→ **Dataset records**
══════════

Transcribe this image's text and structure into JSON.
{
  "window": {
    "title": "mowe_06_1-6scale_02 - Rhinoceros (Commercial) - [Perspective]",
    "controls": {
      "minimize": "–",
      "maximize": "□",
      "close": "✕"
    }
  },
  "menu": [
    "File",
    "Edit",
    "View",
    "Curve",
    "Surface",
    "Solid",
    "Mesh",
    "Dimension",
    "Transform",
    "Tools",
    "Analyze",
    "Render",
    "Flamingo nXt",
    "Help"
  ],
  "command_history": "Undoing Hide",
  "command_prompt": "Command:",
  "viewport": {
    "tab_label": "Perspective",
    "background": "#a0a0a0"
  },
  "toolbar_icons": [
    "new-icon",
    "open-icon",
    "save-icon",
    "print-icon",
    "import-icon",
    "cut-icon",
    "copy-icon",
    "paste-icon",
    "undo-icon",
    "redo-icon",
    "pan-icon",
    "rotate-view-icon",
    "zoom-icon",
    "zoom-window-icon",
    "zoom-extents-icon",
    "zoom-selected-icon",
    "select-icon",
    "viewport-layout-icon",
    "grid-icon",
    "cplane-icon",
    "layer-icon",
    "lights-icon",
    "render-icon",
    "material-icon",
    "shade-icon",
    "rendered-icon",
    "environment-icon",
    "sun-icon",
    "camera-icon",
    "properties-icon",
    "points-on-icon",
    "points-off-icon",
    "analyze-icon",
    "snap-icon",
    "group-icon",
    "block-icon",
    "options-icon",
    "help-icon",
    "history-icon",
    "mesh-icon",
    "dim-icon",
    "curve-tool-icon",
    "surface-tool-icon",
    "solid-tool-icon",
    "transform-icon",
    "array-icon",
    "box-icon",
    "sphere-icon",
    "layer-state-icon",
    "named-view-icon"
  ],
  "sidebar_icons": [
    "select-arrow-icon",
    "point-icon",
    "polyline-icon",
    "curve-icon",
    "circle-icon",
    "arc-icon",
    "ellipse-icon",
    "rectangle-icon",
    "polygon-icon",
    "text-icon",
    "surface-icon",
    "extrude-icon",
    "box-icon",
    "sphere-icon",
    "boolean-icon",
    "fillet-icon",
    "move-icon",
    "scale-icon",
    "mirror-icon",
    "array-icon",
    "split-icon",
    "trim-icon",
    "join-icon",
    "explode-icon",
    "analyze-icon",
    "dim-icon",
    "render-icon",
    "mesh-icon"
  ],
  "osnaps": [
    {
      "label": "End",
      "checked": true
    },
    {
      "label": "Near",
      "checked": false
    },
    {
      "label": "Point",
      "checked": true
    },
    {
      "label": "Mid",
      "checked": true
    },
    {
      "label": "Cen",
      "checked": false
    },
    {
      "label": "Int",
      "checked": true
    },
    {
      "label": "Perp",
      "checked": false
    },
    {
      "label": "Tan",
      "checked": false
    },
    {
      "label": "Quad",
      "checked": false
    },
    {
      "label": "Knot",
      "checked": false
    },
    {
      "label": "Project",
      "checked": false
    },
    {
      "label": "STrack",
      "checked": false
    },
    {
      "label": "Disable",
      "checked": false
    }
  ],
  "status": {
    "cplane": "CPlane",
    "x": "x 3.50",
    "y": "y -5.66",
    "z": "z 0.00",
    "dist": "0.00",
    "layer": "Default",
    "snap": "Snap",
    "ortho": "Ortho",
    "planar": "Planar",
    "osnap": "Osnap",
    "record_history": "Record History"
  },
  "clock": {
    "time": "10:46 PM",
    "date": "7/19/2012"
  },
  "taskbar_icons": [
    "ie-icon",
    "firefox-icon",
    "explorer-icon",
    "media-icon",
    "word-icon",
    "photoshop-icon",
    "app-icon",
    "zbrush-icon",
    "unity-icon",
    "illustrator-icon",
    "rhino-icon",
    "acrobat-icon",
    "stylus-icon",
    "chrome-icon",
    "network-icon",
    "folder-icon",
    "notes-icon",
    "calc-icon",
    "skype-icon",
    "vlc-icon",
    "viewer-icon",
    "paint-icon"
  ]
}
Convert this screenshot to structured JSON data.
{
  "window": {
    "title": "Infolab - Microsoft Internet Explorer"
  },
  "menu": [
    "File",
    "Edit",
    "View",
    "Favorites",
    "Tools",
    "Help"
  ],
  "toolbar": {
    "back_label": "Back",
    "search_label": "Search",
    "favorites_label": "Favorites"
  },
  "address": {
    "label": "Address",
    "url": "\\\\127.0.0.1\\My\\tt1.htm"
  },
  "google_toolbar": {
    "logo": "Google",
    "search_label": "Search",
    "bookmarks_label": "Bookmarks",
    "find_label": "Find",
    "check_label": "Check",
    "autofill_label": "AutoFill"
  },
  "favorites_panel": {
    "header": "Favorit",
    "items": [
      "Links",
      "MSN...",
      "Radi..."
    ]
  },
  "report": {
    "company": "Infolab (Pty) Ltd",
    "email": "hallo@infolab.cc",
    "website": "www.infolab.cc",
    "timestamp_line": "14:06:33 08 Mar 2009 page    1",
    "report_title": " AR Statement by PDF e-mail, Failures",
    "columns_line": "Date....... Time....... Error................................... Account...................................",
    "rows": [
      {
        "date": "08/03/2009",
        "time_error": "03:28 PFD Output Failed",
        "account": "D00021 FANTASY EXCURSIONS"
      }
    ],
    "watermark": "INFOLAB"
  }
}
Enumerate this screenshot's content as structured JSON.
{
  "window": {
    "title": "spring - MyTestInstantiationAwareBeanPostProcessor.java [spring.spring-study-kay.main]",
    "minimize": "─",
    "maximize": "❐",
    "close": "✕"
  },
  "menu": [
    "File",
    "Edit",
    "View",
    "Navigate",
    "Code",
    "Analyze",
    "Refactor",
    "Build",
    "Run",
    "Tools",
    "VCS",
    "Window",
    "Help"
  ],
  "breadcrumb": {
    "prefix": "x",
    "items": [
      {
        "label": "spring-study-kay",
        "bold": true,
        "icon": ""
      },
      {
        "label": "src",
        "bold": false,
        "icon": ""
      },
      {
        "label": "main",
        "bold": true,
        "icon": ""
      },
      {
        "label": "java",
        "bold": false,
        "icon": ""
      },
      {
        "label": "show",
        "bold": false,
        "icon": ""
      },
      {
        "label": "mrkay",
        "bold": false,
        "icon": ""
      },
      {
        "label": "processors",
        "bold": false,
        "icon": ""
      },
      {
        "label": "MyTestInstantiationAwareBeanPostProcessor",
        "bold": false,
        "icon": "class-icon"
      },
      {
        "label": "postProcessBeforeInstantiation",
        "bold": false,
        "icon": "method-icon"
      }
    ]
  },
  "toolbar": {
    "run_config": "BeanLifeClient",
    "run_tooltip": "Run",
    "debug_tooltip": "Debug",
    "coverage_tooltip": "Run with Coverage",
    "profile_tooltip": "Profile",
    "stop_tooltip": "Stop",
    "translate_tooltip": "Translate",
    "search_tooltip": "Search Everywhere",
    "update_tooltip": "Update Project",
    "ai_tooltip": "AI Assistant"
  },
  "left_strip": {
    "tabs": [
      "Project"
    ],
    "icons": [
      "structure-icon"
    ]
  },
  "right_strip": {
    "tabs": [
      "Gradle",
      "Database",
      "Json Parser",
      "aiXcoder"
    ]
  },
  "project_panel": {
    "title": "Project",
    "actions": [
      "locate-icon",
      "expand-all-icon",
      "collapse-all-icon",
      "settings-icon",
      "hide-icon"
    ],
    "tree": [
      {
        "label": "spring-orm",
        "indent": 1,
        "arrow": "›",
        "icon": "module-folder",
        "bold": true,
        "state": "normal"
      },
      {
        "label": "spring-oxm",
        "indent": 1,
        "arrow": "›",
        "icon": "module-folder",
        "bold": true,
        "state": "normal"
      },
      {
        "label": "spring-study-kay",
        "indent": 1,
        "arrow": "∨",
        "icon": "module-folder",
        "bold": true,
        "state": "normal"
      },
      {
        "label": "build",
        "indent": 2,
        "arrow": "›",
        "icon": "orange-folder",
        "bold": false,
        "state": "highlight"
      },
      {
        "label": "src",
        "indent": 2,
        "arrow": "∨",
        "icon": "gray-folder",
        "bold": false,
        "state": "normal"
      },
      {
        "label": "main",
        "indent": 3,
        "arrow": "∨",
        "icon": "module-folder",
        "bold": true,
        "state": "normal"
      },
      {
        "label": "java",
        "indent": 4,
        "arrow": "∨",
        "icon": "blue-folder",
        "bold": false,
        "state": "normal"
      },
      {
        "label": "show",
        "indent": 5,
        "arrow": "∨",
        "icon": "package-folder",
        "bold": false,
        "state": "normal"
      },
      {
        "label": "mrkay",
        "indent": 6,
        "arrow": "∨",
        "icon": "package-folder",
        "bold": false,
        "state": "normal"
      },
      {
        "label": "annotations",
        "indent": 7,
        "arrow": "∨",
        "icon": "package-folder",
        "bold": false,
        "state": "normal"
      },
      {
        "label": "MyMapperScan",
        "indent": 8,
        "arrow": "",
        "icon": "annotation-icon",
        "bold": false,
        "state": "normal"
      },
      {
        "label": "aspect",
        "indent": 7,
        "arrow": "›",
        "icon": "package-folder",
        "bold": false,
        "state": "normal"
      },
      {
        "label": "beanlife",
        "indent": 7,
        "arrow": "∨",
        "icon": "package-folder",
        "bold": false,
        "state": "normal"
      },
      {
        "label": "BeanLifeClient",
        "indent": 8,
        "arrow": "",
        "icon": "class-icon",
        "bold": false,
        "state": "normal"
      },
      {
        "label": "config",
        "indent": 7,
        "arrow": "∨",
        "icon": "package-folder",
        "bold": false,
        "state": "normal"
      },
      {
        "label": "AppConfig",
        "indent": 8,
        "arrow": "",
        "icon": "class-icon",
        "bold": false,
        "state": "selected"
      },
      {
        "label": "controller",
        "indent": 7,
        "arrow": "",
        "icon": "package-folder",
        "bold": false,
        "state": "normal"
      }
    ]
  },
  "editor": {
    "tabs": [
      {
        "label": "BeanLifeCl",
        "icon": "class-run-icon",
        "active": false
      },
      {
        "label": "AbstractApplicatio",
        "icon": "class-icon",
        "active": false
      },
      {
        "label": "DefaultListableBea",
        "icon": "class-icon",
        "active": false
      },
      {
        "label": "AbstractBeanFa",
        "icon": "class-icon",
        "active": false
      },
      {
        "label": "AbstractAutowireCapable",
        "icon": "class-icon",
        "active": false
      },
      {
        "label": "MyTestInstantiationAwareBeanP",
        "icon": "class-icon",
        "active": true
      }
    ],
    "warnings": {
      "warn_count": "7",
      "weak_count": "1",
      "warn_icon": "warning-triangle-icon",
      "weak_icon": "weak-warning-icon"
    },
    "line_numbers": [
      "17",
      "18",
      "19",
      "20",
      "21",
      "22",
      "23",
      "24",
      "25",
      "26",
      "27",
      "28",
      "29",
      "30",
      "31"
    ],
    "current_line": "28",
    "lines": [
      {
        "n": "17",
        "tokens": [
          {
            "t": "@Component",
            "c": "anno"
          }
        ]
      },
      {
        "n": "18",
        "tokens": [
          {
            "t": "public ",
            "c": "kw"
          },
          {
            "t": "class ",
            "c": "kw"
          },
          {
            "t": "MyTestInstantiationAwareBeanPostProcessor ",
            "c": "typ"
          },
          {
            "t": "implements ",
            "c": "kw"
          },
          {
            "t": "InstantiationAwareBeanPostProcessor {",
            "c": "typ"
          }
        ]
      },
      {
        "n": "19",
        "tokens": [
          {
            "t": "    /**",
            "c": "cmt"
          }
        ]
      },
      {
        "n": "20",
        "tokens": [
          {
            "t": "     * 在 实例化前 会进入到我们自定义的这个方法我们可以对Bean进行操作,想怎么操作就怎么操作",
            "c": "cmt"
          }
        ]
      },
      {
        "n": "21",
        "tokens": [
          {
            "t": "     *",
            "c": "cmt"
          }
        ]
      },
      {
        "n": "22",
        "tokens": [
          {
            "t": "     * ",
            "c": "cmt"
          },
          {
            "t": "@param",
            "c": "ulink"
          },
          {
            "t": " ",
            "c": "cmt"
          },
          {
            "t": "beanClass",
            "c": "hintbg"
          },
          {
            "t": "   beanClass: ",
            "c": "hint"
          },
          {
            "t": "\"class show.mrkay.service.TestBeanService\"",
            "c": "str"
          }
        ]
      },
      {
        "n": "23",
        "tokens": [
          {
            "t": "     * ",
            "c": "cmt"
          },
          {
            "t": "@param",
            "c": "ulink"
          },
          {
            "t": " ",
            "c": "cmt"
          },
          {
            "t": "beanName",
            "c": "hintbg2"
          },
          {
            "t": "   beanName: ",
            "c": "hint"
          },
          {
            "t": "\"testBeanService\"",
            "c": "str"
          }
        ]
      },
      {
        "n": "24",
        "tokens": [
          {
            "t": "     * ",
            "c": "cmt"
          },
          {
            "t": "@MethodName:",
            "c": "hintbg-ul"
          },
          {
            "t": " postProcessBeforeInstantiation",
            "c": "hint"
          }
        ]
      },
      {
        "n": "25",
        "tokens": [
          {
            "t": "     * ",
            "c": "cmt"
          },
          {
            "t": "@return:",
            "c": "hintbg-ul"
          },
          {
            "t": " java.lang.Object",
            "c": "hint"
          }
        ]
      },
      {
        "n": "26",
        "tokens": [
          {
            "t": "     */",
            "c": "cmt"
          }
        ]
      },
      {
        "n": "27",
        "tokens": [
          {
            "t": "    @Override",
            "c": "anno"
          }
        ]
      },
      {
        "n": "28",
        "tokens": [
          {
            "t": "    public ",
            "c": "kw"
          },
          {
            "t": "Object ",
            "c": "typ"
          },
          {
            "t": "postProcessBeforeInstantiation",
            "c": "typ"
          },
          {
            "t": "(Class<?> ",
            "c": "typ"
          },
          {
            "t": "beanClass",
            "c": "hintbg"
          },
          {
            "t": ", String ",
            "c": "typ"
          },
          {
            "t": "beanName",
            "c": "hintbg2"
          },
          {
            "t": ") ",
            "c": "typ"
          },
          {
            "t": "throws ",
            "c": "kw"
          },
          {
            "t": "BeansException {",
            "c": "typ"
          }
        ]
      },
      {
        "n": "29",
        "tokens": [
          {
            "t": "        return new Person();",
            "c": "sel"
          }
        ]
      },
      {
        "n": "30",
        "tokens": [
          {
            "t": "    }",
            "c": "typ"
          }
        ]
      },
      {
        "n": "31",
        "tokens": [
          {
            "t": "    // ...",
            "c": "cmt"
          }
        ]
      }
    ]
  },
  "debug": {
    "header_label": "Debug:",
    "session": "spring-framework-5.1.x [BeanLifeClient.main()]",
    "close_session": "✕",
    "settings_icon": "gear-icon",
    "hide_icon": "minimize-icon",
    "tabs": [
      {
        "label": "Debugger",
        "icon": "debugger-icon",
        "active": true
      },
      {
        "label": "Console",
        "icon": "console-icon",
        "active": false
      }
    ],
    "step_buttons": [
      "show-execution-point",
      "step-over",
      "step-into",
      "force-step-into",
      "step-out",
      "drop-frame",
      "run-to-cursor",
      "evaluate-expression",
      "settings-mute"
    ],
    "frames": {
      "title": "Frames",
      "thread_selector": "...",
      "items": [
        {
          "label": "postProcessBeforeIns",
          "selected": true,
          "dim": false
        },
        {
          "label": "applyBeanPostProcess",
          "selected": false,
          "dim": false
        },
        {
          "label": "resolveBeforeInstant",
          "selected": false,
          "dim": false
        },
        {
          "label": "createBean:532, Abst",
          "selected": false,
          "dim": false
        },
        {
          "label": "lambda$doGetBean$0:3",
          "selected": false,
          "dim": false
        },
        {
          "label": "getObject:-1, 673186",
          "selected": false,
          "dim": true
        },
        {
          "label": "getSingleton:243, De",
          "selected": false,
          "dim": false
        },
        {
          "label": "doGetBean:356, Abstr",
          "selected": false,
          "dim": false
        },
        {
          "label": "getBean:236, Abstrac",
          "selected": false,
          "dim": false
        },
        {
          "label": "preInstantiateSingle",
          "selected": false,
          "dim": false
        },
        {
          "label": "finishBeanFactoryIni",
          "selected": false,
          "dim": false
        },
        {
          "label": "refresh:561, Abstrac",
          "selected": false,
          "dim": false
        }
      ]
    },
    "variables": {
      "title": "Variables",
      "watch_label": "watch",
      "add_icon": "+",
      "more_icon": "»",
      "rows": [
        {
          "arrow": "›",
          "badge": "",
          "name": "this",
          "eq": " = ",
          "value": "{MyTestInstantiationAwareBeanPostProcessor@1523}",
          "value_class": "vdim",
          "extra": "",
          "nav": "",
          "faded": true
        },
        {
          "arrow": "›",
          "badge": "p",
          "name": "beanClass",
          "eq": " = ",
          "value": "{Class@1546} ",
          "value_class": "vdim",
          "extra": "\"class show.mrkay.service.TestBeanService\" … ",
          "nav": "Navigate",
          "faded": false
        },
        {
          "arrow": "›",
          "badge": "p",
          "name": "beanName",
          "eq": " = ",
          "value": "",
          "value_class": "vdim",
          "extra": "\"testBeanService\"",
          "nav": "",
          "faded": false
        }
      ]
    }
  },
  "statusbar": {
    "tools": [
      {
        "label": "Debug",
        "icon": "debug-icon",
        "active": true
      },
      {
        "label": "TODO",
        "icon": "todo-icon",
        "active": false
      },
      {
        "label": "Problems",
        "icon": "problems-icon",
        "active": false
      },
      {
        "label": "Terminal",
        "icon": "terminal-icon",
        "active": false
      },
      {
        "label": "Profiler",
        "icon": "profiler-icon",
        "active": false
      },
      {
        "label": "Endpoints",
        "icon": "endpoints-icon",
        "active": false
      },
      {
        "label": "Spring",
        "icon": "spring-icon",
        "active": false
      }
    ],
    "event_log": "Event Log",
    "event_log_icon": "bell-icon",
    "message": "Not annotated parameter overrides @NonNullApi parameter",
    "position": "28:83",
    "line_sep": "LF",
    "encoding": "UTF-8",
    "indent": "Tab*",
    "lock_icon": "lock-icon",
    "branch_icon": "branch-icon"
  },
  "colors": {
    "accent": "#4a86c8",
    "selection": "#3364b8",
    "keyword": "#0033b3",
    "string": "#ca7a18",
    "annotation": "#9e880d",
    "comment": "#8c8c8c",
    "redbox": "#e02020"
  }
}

══════════

→ **Directions**
Read the data above. Pull out each line in which the string "minimize" appears.

→ **Expected output**
      "minimize": "–",
    "minimize": "─",
    "hide_icon": "minimize-icon",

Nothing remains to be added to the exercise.